### TO DO
Without omitting anything, retype the data that follows.

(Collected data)
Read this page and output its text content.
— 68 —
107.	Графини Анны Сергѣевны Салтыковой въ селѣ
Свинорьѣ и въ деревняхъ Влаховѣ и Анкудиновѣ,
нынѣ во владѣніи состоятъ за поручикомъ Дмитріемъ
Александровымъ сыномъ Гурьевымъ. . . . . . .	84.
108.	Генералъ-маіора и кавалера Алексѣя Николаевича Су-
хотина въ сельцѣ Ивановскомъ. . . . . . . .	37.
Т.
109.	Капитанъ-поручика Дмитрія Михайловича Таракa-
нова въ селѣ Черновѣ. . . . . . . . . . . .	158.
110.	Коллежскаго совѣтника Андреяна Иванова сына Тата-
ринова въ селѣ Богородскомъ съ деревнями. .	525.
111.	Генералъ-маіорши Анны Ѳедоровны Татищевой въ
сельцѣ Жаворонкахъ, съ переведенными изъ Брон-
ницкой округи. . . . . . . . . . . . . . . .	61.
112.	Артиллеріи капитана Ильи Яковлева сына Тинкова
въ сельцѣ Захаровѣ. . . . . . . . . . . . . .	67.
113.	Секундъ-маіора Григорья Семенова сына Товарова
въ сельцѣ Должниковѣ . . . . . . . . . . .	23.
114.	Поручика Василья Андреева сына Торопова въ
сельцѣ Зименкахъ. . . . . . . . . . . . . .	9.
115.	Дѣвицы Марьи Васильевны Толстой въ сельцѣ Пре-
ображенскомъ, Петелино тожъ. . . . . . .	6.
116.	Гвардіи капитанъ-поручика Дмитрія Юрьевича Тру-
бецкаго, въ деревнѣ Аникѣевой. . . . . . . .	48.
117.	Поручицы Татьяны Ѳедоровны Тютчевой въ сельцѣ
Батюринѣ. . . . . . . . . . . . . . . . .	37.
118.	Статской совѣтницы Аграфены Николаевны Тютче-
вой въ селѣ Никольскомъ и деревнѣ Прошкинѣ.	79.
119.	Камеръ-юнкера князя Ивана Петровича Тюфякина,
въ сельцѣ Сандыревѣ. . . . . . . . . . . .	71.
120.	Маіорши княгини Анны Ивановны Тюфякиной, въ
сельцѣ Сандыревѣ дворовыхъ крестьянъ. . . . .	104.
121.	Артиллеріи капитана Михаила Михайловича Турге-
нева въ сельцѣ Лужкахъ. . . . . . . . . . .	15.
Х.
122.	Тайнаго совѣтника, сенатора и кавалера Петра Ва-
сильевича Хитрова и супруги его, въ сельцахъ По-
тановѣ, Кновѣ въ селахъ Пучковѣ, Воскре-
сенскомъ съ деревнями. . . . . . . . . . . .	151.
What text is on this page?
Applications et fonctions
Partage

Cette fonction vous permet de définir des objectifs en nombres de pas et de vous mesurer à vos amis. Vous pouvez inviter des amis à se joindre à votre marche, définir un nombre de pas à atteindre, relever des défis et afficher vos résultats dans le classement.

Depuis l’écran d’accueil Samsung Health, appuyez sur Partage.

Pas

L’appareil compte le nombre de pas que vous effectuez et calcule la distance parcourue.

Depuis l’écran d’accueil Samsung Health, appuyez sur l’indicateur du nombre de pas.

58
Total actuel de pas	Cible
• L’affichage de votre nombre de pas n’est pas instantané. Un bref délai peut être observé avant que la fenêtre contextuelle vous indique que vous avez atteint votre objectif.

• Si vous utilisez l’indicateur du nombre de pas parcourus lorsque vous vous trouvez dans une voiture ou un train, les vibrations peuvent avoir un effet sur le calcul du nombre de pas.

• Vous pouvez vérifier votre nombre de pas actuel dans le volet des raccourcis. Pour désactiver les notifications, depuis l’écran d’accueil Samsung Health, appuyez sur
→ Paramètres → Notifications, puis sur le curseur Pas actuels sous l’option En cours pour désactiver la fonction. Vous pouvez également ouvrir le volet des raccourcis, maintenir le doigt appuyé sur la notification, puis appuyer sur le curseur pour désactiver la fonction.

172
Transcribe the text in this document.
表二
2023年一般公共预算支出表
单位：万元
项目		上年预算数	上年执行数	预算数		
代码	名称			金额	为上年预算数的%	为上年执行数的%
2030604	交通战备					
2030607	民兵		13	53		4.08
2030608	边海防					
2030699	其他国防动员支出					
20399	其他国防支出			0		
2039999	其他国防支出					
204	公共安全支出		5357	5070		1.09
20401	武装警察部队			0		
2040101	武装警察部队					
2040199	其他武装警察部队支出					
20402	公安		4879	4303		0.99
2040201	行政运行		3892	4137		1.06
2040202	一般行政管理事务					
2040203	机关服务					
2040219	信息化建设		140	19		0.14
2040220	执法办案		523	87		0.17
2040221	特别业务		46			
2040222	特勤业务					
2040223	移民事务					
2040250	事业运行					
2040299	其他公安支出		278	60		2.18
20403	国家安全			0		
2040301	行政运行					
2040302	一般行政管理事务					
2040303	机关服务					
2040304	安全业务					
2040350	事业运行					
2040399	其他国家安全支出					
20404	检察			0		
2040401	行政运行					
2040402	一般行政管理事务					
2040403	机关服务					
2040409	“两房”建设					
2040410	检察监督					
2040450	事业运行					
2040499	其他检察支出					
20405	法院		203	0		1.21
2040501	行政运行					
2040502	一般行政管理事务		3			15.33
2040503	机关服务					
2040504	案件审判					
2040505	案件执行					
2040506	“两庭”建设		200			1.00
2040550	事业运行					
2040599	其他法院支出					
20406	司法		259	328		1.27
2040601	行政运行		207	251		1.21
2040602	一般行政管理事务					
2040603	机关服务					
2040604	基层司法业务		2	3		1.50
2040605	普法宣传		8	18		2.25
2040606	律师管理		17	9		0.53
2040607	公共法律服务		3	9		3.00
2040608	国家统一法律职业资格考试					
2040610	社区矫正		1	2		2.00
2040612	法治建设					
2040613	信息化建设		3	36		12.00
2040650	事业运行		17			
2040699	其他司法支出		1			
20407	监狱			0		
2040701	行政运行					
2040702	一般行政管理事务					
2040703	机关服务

### ANSWER
Read this page and output its text content.
— 68 —
107.	Графини Анны Сергѣевны Салтыковой въ селѣ
Свинорьѣ и въ деревняхъ Влаховѣ и Анкудиновѣ,
нынѣ во владѣніи состоятъ за поручикомъ Дмитріемъ
Александровымъ сыномъ Гурьевымъ. . . . . . .	84.
108.	Генералъ-маіора и кавалера Алексѣя Николаевича Су-
хотина въ сельцѣ Ивановскомъ. . . . . . . .	37.
Т.
109.	Капитанъ-поручика Дмитрія Михайловича Таракa-
нова въ селѣ Черновѣ. . . . . . . . . . . .	158.
110.	Коллежскаго совѣтника Андреяна Иванова сына Тата-
ринова въ селѣ Богородскомъ съ деревнями. .	525.
111.	Генералъ-маіорши Анны Ѳедоровны Татищевой въ
сельцѣ Жаворонкахъ, съ переведенными изъ Брон-
ницкой округи. . . . . . . . . . . . . . . .	61.
112.	Артиллеріи капитана Ильи Яковлева сына Тинкова
въ сельцѣ Захаровѣ. . . . . . . . . . . . . .	67.
113.	Секундъ-маіора Григорья Семенова сына Товарова
въ сельцѣ Должниковѣ . . . . . . . . . . .	23.
114.	Поручика Василья Андреева сына Торопова въ
сельцѣ Зименкахъ. . . . . . . . . . . . . .	9.
115.	Дѣвицы Марьи Васильевны Толстой въ сельцѣ Пре-
ображенскомъ, Петелино тожъ. . . . . . .	6.
116.	Гвардіи капитанъ-поручика Дмитрія Юрьевича Тру-
бецкаго, въ деревнѣ Аникѣевой. . . . . . . .	48.
117.	Поручицы Татьяны Ѳедоровны Тютчевой въ сельцѣ
Батюринѣ. . . . . . . . . . . . . . . . .	37.
118.	Статской совѣтницы Аграфены Николаевны Тютче-
вой въ селѣ Никольскомъ и деревнѣ Прошкинѣ.	79.
119.	Камеръ-юнкера князя Ивана Петровича Тюфякина,
въ сельцѣ Сандыревѣ. . . . . . . . . . . .	71.
120.	Маіорши княгини Анны Ивановны Тюфякиной, въ
сельцѣ Сандыревѣ дворовыхъ крестьянъ. . . . .	104.
121.	Артиллеріи капитана Михаила Михайловича Турге-
нева въ сельцѣ Лужкахъ. . . . . . . . . . .	15.
Х.
122.	Тайнаго совѣтника, сенатора и кавалера Петра Ва-
сильевича Хитрова и супруги его, въ сельцахъ По-
тановѣ, Кновѣ въ селахъ Пучковѣ, Воскре-
сенскомъ съ деревнями. . . . . . . . . . . .	151.
What text is on this page?
Applications et fonctions
Partage

Cette fonction vous permet de définir des objectifs en nombres de pas et de vous mesurer à vos amis. Vous pouvez inviter des amis à se joindre à votre marche, définir un nombre de pas à atteindre, relever des défis et afficher vos résultats dans le classement.

Depuis l’écran d’accueil Samsung Health, appuyez sur Partage.

Pas

L’appareil compte le nombre de pas que vous effectuez et calcule la distance parcourue.

Depuis l’écran d’accueil Samsung Health, appuyez sur l’indicateur du nombre de pas.

58
Total actuel de pas	Cible
• L’affichage de votre nombre de pas n’est pas instantané. Un bref délai peut être observé avant que la fenêtre contextuelle vous indique que vous avez atteint votre objectif.

• Si vous utilisez l’indicateur du nombre de pas parcourus lorsque vous vous trouvez dans une voiture ou un train, les vibrations peuvent avoir un effet sur le calcul du nombre de pas.

• Vous pouvez vérifier votre nombre de pas actuel dans le volet des raccourcis. Pour désactiver les notifications, depuis l’écran d’accueil Samsung Health, appuyez sur
→ Paramètres → Notifications, puis sur le curseur Pas actuels sous l’option En cours pour désactiver la fonction. Vous pouvez également ouvrir le volet des raccourcis, maintenir le doigt appuyé sur la notification, puis appuyer sur le curseur pour désactiver la fonction.

172
Transcribe the text in this document.
表二
2023年一般公共预算支出表
单位：万元
项目		上年预算数	上年执行数	预算数		
代码	名称			金额	为上年预算数的%	为上年执行数的%
2030604	交通战备					
2030607	民兵		13	53		4.08
2030608	边海防					
2030699	其他国防动员支出					
20399	其他国防支出			0		
2039999	其他国防支出					
204	公共安全支出		5357	5070		1.09
20401	武装警察部队			0		
2040101	武装警察部队					
2040199	其他武装警察部队支出					
20402	公安		4879	4303		0.99
2040201	行政运行		3892	4137		1.06
2040202	一般行政管理事务					
2040203	机关服务					
2040219	信息化建设		140	19		0.14
2040220	执法办案		523	87		0.17
2040221	特别业务		46			
2040222	特勤业务					
2040223	移民事务					
2040250	事业运行					
2040299	其他公安支出		278	60		2.18
20403	国家安全			0		
2040301	行政运行					
2040302	一般行政管理事务					
2040303	机关服务					
2040304	安全业务					
2040350	事业运行					
2040399	其他国家安全支出					
20404	检察			0		
2040401	行政运行					
2040402	一般行政管理事务					
2040403	机关服务					
2040409	“两房”建设					
2040410	检察监督					
2040450	事业运行					
2040499	其他检察支出					
20405	法院		203	0		1.21
2040501	行政运行					
2040502	一般行政管理事务		3			15.33
2040503	机关服务					
2040504	案件审判					
2040505	案件执行					
2040506	“两庭”建设		200			1.00
2040550	事业运行					
2040599	其他法院支出					
20406	司法		259	328		1.27
2040601	行政运行		207	251		1.21
2040602	一般行政管理事务					
2040603	机关服务					
2040604	基层司法业务		2	3		1.50
2040605	普法宣传		8	18		2.25
2040606	律师管理		17	9		0.53
2040607	公共法律服务		3	9		3.00
2040608	国家统一法律职业资格考试					
2040610	社区矫正		1	2		2.00
2040612	法治建设					
2040613	信息化建设		3	36		12.00
2040650	事业运行		17			
2040699	其他司法支出		1			
20407	监狱			0		
2040701	行政运行					
2040702	一般行政管理事务					
2040703	机关服务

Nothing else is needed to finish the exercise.